* [Problem requirements]:
Format the listing, from its first line through the line containing "menu-item-label: Light Source", as a Markdown table with the columns Row and Line. Number each row and leave out blank lines.
─── Provided data
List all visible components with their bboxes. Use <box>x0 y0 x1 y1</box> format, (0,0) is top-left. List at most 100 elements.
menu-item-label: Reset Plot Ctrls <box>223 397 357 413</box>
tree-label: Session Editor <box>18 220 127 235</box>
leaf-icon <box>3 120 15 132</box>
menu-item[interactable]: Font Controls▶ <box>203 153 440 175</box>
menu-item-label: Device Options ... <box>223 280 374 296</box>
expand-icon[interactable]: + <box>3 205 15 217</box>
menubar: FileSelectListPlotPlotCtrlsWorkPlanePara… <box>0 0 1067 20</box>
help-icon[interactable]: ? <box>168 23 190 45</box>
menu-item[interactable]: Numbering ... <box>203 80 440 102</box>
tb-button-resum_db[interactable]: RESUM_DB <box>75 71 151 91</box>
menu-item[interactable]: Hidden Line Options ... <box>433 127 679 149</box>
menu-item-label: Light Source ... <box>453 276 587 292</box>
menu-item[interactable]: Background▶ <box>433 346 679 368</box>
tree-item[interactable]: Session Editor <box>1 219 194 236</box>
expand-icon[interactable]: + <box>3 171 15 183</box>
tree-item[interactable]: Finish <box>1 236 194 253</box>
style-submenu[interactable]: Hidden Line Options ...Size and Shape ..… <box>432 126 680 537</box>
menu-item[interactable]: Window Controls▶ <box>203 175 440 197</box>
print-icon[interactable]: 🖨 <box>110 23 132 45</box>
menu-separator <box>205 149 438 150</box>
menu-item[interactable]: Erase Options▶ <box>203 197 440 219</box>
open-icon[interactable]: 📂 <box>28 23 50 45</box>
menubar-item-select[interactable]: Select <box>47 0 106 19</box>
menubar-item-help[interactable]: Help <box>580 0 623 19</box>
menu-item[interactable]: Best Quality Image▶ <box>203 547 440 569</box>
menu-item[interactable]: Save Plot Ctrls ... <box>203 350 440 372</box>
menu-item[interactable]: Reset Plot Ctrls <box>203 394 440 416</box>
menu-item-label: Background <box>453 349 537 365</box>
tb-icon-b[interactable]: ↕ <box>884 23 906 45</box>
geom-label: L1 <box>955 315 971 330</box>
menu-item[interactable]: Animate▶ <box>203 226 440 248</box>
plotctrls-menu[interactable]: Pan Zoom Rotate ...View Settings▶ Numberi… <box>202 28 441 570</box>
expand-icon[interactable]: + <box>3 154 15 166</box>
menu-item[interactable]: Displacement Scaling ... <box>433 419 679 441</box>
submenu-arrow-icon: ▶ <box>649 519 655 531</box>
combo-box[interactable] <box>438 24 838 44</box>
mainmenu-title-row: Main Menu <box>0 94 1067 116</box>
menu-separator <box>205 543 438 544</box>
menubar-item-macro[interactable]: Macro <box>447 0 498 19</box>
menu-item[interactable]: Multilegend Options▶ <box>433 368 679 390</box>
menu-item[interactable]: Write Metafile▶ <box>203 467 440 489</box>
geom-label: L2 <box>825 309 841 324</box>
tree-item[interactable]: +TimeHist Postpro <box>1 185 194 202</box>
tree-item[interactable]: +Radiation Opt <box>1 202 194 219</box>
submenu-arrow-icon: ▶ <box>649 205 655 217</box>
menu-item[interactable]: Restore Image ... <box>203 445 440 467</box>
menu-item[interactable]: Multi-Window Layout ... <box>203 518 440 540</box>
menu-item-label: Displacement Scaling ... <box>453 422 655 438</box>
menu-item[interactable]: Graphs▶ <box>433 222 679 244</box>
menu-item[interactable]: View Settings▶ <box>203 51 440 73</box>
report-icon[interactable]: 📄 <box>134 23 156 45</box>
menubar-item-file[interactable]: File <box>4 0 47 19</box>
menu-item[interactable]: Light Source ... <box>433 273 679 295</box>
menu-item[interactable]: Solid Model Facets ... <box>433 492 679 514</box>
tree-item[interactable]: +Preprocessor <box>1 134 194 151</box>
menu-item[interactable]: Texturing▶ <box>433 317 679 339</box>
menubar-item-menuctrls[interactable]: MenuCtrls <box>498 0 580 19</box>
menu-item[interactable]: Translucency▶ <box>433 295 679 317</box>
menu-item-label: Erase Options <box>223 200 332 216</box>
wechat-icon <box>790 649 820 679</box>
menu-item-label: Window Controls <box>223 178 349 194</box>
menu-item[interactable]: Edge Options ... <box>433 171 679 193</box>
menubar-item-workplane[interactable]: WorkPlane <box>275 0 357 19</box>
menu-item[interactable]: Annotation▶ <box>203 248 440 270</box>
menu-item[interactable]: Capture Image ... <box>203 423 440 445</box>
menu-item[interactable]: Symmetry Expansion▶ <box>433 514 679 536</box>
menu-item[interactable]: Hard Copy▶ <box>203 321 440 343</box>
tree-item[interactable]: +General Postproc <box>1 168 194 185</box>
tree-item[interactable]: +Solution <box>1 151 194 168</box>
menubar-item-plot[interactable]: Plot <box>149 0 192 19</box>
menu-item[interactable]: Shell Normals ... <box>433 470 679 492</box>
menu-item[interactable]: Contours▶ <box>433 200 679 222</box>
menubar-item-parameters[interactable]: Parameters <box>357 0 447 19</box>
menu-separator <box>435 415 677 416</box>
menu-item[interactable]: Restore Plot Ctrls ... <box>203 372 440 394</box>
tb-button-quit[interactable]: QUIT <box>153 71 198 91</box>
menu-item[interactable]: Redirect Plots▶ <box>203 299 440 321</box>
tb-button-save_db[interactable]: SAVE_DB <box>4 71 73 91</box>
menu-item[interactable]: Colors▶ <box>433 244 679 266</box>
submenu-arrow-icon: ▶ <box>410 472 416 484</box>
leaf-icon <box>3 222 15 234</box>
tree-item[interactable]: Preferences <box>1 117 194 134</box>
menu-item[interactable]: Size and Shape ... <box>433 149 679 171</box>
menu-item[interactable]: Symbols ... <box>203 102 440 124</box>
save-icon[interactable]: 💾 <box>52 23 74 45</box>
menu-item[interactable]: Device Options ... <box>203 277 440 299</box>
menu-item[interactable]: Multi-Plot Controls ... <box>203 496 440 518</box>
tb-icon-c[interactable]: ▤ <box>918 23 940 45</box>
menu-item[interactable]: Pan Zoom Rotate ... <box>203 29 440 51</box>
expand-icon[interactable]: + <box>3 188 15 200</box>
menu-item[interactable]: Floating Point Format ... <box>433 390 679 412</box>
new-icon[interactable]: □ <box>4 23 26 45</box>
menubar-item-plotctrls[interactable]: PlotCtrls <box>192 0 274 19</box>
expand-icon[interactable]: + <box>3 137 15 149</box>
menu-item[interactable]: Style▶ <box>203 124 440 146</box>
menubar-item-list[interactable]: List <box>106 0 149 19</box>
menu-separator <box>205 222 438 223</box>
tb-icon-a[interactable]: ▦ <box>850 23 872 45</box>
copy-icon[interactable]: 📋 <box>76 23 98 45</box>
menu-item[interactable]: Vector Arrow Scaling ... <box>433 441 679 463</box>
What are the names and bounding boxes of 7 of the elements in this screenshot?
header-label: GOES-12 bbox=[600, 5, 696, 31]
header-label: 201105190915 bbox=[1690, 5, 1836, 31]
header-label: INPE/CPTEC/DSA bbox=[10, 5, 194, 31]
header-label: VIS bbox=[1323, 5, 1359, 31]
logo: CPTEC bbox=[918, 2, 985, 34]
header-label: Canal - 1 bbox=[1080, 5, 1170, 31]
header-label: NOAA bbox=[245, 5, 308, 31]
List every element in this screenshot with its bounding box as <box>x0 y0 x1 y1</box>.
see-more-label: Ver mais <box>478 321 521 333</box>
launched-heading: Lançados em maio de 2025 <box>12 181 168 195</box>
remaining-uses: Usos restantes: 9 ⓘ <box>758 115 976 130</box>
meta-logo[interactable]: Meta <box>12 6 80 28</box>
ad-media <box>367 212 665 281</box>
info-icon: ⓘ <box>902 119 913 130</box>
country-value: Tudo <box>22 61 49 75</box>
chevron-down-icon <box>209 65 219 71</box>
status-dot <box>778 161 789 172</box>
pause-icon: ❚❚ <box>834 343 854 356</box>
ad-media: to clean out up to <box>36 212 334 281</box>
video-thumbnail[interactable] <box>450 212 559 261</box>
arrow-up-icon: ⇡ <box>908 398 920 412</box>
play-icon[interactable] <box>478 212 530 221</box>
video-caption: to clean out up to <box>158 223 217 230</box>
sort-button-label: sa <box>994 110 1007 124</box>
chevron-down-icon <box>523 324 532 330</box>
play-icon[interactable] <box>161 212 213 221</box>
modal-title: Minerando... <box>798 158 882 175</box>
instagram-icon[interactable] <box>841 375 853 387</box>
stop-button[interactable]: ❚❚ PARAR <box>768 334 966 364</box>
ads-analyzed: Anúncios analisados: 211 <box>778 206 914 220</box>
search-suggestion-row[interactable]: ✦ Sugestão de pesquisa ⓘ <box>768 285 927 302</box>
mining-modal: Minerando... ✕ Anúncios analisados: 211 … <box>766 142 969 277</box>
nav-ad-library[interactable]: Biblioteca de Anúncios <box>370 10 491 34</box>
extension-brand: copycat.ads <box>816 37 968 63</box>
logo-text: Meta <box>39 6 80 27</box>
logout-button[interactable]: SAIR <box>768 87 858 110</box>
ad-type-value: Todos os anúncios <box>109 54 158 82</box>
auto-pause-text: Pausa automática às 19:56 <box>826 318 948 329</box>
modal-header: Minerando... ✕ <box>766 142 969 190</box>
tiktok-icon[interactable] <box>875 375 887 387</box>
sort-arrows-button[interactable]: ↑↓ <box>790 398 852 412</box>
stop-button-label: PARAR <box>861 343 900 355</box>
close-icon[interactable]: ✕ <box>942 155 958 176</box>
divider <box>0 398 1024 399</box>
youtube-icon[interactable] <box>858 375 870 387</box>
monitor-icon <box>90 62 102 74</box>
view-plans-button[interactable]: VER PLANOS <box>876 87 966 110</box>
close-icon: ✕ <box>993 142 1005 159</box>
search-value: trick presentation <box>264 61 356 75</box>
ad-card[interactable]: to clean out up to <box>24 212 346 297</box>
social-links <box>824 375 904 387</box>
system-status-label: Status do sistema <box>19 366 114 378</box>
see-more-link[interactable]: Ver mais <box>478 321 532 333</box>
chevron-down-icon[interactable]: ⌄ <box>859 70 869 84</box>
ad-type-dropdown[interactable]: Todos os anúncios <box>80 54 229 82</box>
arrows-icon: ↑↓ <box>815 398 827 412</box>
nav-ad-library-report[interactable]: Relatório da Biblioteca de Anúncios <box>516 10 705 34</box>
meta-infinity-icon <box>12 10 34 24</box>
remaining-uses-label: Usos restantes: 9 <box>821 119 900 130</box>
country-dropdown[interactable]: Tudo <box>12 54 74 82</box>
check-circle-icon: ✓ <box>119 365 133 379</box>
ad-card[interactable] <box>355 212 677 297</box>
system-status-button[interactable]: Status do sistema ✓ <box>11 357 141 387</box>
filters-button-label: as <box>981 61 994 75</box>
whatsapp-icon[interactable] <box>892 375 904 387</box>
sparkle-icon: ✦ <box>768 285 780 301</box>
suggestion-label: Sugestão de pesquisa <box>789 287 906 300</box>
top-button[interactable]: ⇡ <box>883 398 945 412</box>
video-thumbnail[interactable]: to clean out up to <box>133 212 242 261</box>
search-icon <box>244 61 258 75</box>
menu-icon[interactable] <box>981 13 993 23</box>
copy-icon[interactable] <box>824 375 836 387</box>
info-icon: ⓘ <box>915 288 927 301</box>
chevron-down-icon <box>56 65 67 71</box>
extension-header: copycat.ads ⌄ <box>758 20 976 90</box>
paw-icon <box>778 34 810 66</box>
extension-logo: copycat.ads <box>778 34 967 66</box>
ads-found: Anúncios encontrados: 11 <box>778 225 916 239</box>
──────
* [Complete output]:
| Row | Line |
|---|---|
| 1 | List all visible components with their bboxes. Use <box>x0 y0 x1 y1</box> format, (0,0) is top-left. List at most 100 elements. |
| 2 | menu-item-label: Reset Plot Ctrls <box>223 397 357 413</box> |
| 3 | tree-label: Session Editor <box>18 220 127 235</box> |
| 4 | leaf-icon <box>3 120 15 132</box> |
| 5 | menu-item[interactable]: Font Controls▶ <box>203 153 440 175</box> |
| 6 | menu-item-label: Device Options ... <box>223 280 374 296</box> |
| 7 | expand-icon[interactable]: + <box>3 205 15 217</box> |
| 8 | menubar: FileSelectListPlotPlotCtrlsWorkPlanePara… <box>0 0 1067 20</box> |
| 9 | help-icon[interactable]: ? <box>168 23 190 45</box> |
| 10 | menu-item[interactable]: Numbering ... <box>203 80 440 102</box> |
| 11 | tb-button-resum_db[interactable]: RESUM_DB <box>75 71 151 91</box> |
| 12 | menu-item[interactable]: Hidden Line Options ... <box>433 127 679 149</box> |
| 13 | menu-item-label: Light Source ... <box>453 276 587 292</box> |